§ Problem statement
Within this material, find every line where the string "countries" appears, and copy it out.

§ Provided data
********************

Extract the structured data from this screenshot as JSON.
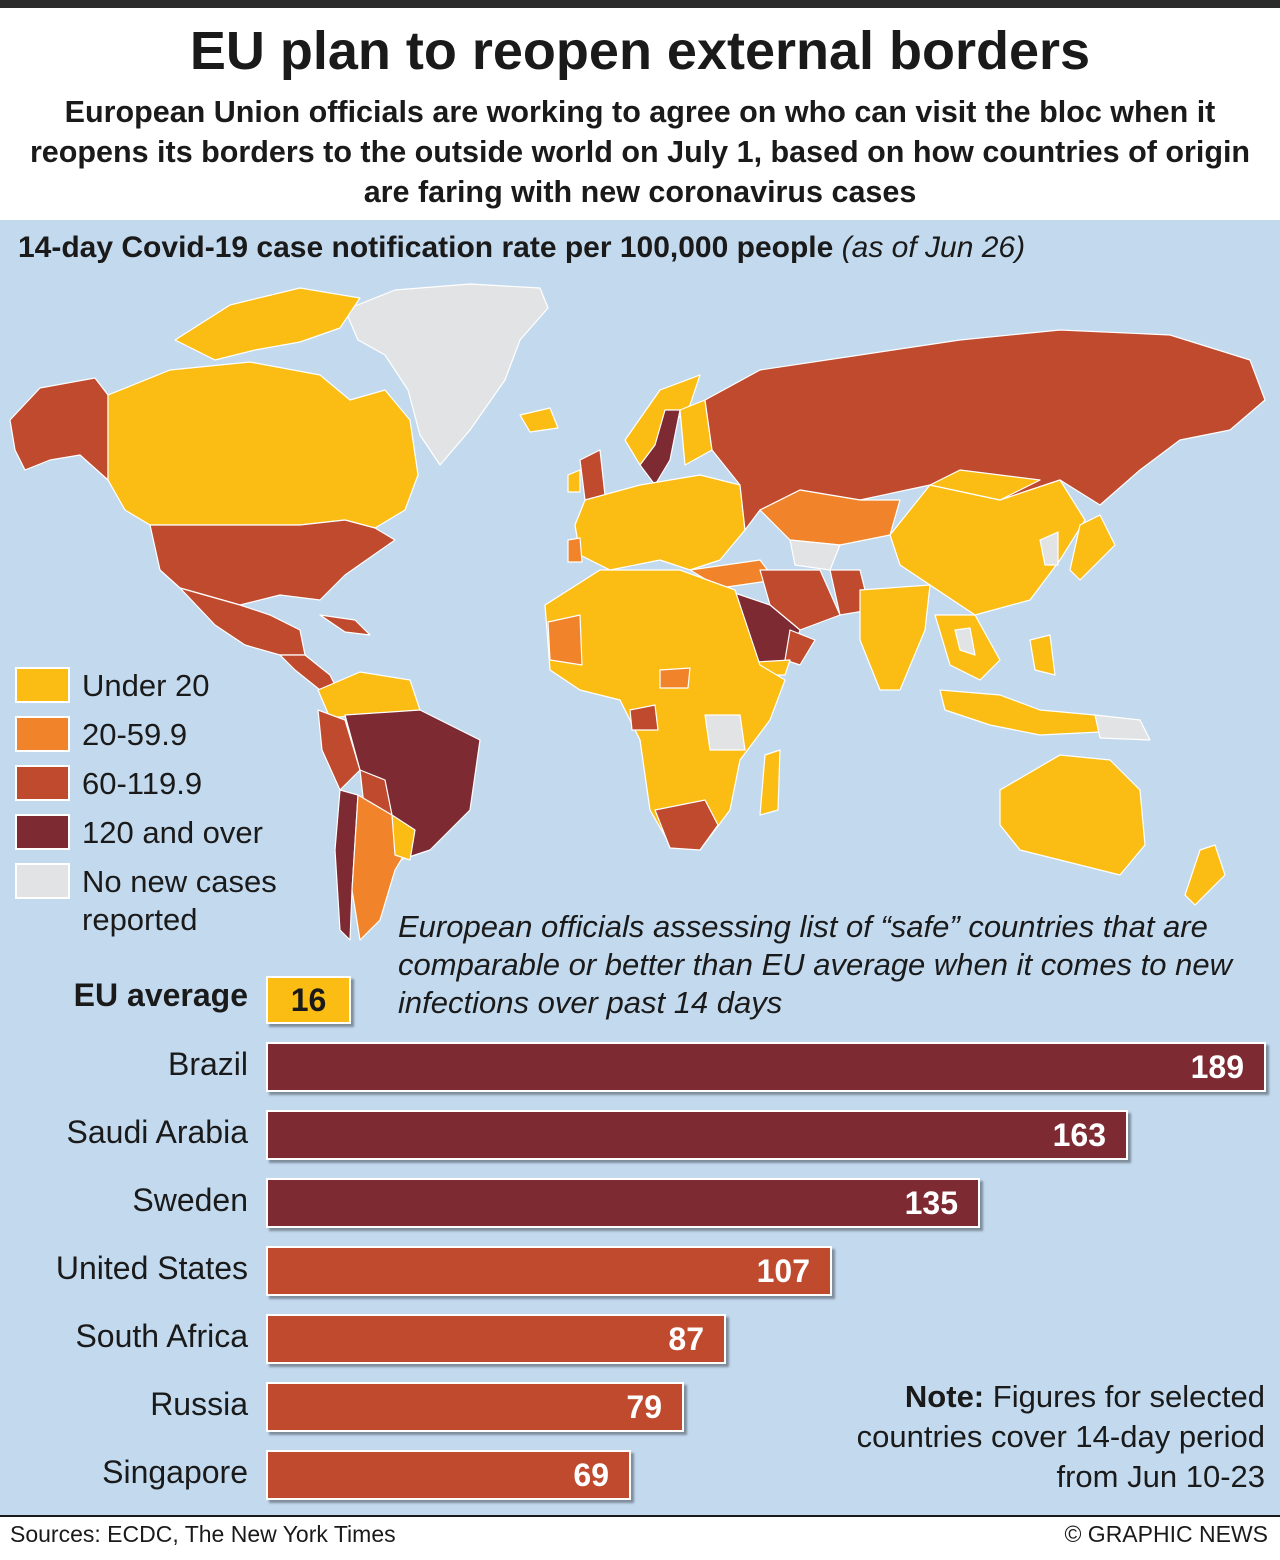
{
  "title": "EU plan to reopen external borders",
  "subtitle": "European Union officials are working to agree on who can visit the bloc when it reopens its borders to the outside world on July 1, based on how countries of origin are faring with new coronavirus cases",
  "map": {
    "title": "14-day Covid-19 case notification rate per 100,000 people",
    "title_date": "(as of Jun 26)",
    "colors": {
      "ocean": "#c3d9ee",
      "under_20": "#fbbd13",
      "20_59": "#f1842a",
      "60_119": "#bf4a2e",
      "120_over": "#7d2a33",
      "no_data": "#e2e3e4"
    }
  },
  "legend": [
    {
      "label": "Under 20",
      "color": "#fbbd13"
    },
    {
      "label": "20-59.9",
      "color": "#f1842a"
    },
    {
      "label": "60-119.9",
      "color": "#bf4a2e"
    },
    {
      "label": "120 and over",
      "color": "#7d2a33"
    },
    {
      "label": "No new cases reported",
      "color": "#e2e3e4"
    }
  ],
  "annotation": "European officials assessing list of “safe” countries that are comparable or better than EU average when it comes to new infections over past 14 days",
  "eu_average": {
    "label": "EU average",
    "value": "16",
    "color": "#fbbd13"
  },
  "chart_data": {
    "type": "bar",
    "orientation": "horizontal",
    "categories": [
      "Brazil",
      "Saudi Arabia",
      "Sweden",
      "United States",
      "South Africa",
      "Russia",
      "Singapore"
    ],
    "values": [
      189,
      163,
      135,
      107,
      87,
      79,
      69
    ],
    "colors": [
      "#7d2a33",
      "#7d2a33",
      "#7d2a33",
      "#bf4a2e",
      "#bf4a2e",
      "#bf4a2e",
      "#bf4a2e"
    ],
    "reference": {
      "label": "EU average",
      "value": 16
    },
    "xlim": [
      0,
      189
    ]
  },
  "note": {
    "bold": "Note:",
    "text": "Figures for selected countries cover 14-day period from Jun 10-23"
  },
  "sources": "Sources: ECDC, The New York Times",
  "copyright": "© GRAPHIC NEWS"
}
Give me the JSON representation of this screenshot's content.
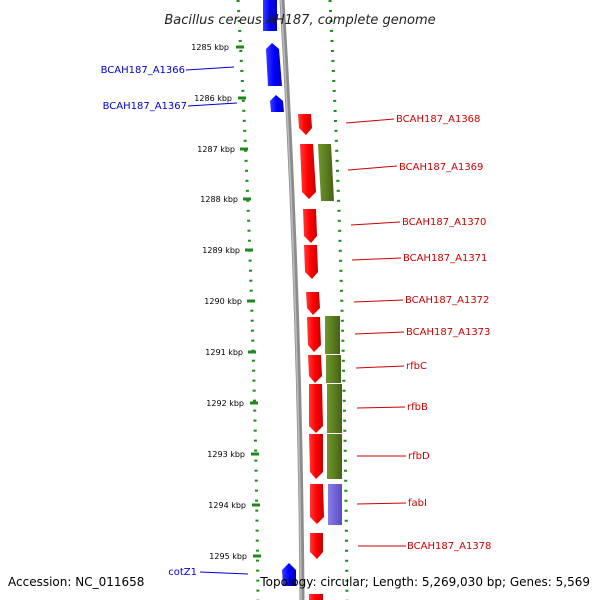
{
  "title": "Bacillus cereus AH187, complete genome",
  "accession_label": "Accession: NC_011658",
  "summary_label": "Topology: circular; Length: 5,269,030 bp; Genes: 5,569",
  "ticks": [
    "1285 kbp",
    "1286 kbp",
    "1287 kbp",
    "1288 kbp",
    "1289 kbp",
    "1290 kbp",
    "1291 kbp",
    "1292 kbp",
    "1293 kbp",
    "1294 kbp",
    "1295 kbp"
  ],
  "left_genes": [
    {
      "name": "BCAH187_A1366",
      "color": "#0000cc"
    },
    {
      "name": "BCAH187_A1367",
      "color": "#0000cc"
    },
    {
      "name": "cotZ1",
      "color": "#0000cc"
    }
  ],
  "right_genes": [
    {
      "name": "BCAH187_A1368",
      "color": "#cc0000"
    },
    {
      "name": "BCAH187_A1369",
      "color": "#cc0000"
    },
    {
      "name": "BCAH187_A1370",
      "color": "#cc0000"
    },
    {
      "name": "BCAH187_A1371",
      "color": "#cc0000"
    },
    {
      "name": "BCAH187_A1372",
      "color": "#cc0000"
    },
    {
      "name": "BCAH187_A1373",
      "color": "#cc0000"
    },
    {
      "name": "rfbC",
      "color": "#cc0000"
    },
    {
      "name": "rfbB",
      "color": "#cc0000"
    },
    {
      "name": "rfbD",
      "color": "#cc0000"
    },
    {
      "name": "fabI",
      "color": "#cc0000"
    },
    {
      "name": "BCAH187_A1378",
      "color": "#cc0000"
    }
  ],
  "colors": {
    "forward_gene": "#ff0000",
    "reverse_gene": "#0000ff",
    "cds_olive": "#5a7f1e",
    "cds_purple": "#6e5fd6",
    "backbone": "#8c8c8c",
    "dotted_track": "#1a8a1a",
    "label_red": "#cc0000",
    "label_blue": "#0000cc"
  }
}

********************

§ Written response
  "subtitle": "European Union officials are working to agree on who can visit the bloc when it reopens its borders to the outside world on July 1, based on how countries of origin are faring with new coronavirus cases",
  "annotation": "European officials assessing list of “safe” countries that are comparable or better than EU average when it comes to new infections over past 14 days",
    "text": "Figures for selected countries cover 14-day period from Jun 10-23"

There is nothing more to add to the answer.